> [Text to read]
================

[Python-Dev] Re: PEP: Defining Unicode Literal Encodings (revision 1.1)

Bengt Richter bokr at accessone.com
Sun Jul 15 18:32:52 EDT 2001


On Sun, 15 Jul 2001 13:29:24 -0400, Guido van Rossum <guido at digicool.com> wrote:

>> > Explain again why a directive is better than a specially marked
>> > comment, when your main goal seems to be to make it easy for
>> > non-parsing tools like editors to find it?
>> >...
>> 
>> Parsing tools do need it. The directive changes the file's semantics.
>> Both parsing and non-parsing tools need it.
>
>I understand that.
>
>> I could live with a comment but I think that that is actually harder to
>> implement so I don't understand the benefit...I'm still trying to
>> understand what tools we are protecting. compiler.py can be easily
>> fixed. The real parser/compiler can be easily fixed. The other tools
>> mostly take their cue from one of these two modules, right?

================

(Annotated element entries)
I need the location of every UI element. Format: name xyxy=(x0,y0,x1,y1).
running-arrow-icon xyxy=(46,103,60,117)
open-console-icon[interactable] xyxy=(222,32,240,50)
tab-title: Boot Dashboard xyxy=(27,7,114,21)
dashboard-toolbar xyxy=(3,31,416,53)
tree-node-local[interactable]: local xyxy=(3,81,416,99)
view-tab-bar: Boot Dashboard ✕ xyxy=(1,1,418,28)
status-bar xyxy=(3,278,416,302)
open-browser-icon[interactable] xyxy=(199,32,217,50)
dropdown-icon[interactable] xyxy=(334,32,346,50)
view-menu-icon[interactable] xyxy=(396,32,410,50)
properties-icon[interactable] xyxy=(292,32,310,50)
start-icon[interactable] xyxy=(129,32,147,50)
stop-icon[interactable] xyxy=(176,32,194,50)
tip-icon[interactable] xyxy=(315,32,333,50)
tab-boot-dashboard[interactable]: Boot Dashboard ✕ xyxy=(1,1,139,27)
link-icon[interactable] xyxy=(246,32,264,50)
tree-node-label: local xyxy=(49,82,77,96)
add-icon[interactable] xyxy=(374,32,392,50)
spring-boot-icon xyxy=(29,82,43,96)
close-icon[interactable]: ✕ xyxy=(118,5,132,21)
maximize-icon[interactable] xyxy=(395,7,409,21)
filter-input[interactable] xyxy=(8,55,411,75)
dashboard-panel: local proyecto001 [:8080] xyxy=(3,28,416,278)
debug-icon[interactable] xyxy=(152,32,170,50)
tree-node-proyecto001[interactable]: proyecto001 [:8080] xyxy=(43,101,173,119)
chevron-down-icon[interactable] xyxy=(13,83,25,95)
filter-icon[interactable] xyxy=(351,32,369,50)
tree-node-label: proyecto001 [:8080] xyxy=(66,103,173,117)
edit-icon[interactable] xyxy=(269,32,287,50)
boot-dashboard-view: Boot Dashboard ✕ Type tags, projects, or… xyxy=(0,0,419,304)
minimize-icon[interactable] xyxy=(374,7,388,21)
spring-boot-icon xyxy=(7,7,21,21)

================

> [Written request]
Reproduce the Python-Dev message word for word, from "Bengt Richter bokr" through "to find it?".

> [Written response]
Bengt Richter bokr at accessone.com
Sun Jul 15 18:32:52 EDT 2001


On Sun, 15 Jul 2001 13:29:24 -0400, Guido van Rossum <guido at digicool.com> wrote:

>> > Explain again why a directive is better than a specially marked
>> > comment, when your main goal seems to be to make it easy for
>> > non-parsing tools like editors to find it?